───── Records for the exercise

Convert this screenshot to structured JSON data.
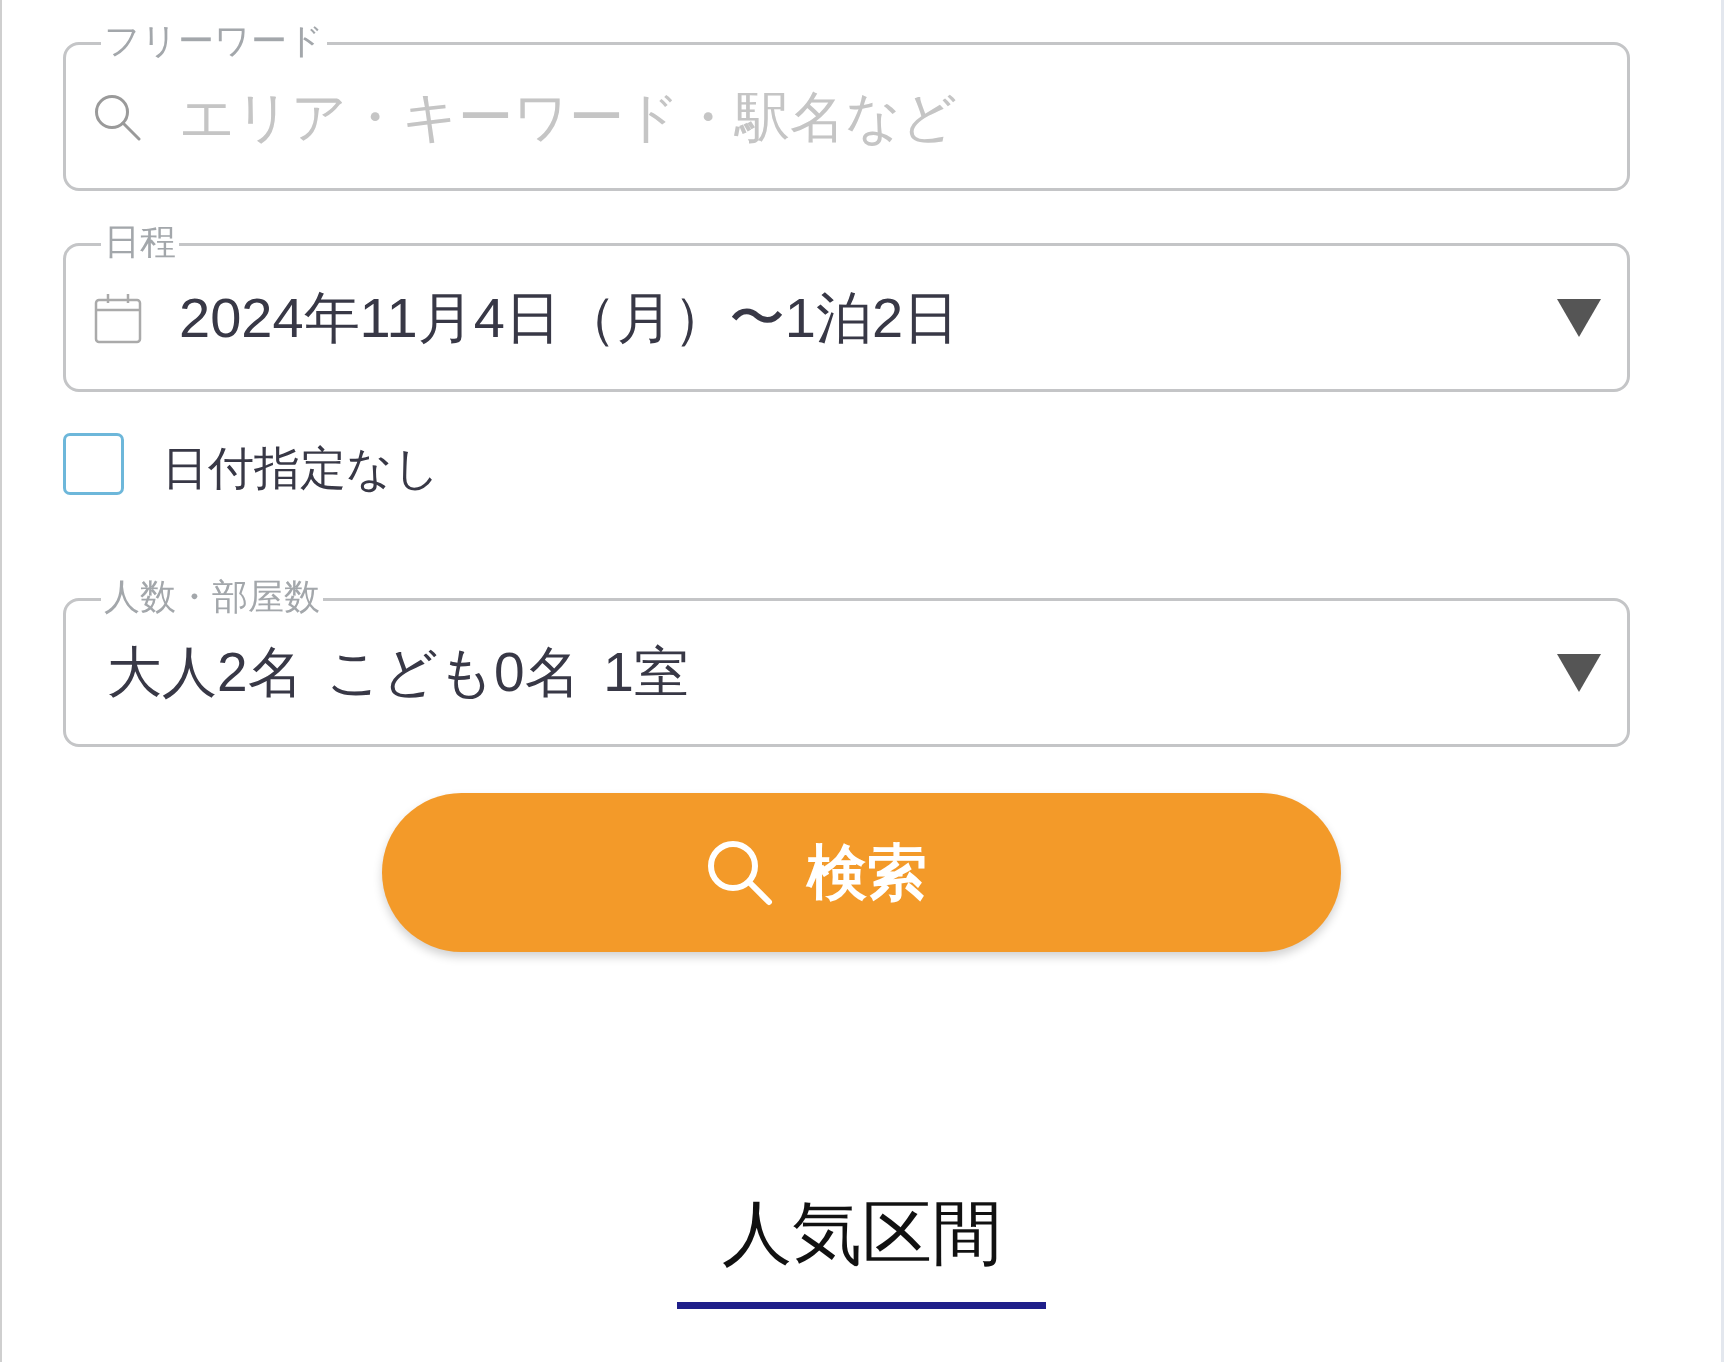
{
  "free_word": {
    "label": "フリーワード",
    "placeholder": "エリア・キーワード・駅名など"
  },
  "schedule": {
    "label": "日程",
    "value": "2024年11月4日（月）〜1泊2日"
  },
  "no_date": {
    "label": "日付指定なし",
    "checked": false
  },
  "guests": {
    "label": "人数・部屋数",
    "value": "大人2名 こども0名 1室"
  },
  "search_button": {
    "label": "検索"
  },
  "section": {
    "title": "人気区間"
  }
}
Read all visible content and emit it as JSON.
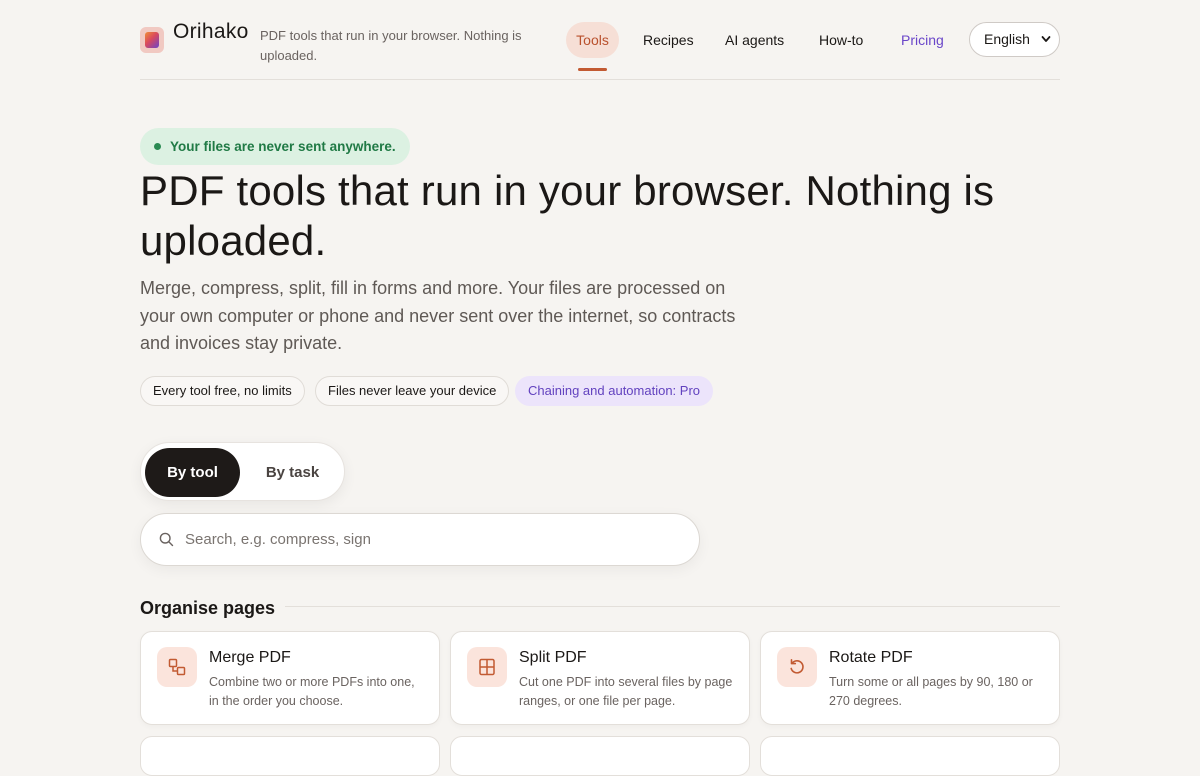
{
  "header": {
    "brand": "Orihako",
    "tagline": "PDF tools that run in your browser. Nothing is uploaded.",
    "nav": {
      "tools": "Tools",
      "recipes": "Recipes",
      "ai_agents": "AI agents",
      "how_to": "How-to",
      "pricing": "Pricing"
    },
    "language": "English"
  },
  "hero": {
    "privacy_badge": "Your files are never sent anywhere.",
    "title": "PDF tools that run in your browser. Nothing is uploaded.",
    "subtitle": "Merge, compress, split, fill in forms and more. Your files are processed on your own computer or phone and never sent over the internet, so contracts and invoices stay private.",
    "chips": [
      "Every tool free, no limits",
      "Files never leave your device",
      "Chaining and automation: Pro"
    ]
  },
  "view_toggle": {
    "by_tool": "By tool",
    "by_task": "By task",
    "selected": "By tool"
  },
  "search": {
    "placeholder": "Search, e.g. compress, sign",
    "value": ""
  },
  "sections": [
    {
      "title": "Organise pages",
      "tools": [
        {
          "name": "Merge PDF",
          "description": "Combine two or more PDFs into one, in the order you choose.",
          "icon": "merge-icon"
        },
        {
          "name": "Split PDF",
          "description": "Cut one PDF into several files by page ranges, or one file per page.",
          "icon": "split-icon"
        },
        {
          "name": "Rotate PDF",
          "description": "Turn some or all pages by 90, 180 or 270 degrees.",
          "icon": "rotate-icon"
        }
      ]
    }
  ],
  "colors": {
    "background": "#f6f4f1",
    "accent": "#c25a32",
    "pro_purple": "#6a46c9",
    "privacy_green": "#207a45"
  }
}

──────────
───── Records for the exercise

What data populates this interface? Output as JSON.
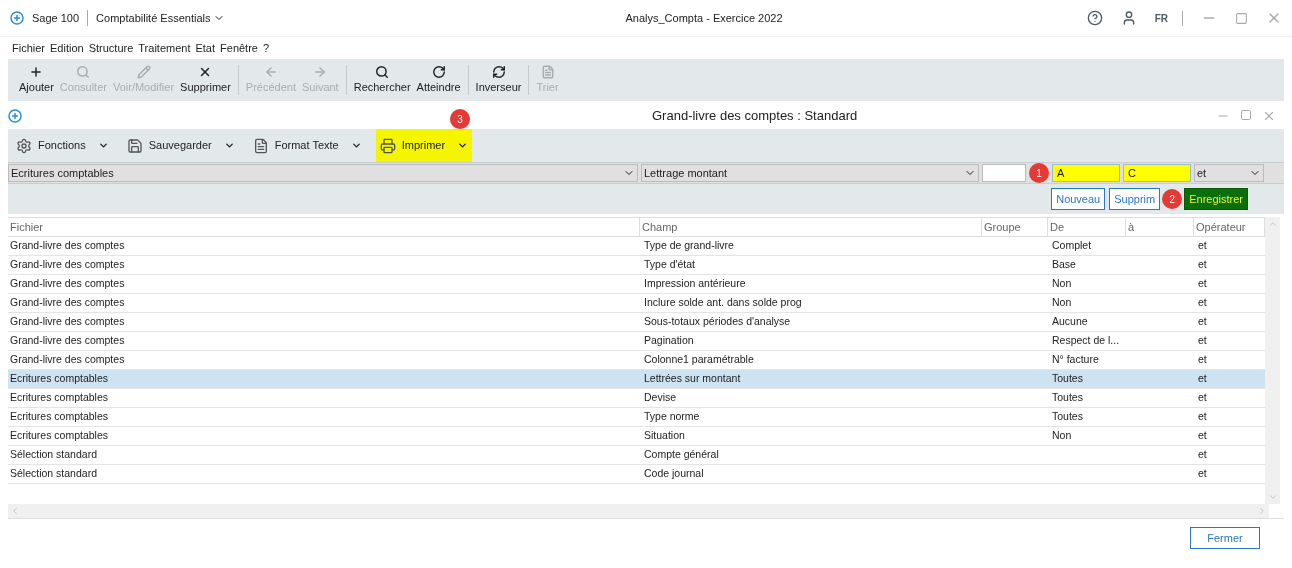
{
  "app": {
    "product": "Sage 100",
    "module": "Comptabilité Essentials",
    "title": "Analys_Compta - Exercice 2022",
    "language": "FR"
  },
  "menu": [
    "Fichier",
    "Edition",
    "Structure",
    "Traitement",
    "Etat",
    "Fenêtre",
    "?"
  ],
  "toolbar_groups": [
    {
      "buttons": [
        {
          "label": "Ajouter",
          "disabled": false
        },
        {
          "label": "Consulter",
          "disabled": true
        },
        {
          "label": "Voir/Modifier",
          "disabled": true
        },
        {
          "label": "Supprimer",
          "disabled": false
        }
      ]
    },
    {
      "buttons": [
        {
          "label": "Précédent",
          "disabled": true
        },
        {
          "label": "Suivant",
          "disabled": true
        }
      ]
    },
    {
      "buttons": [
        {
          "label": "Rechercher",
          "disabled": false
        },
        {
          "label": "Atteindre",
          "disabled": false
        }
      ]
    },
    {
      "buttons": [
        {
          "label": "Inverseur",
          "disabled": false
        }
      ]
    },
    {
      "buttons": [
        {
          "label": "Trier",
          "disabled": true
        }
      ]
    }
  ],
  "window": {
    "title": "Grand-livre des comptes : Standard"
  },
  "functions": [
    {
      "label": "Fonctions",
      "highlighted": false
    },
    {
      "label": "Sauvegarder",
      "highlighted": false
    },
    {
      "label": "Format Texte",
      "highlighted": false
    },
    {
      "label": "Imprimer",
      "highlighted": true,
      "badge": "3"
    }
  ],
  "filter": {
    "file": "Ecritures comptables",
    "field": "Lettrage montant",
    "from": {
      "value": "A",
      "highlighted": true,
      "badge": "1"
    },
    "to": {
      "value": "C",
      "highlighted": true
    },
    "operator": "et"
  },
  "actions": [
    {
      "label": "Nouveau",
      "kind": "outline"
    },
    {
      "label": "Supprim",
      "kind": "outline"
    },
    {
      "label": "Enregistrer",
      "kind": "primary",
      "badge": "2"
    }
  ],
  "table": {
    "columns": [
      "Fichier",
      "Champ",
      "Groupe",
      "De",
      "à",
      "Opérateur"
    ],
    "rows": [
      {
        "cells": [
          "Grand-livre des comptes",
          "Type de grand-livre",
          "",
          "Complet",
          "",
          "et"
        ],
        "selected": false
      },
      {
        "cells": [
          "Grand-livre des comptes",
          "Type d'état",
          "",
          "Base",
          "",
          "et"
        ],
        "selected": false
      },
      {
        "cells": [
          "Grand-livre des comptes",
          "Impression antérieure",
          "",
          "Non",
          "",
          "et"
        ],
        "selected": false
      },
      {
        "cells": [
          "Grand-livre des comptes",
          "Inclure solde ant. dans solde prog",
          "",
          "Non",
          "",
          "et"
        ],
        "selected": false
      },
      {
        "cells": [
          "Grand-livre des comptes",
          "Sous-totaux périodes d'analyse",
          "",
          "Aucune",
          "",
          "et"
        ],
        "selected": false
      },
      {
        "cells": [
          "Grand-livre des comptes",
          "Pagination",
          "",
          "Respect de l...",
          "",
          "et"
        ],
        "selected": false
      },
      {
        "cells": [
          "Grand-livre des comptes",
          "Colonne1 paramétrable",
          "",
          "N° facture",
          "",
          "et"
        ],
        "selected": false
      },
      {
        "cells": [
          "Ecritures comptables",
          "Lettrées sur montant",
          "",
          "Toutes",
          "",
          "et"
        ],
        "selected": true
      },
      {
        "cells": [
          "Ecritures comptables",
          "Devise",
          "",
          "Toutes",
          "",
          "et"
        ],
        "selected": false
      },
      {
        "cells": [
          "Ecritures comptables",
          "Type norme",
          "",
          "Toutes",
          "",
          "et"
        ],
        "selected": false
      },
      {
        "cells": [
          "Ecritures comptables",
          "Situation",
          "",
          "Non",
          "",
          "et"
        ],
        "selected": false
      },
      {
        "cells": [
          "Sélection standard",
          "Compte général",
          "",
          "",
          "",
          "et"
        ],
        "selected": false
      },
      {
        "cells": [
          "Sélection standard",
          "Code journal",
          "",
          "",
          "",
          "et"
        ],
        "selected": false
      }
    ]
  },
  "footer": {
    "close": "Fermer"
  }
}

──────────

** Stated task **
Copy every line of the listing where the word "uploaded" appears.

** Correct output **
    "tagline": "PDF tools that run in your browser. Nothing is uploaded.",
    "title": "PDF tools that run in your browser. Nothing is uploaded.",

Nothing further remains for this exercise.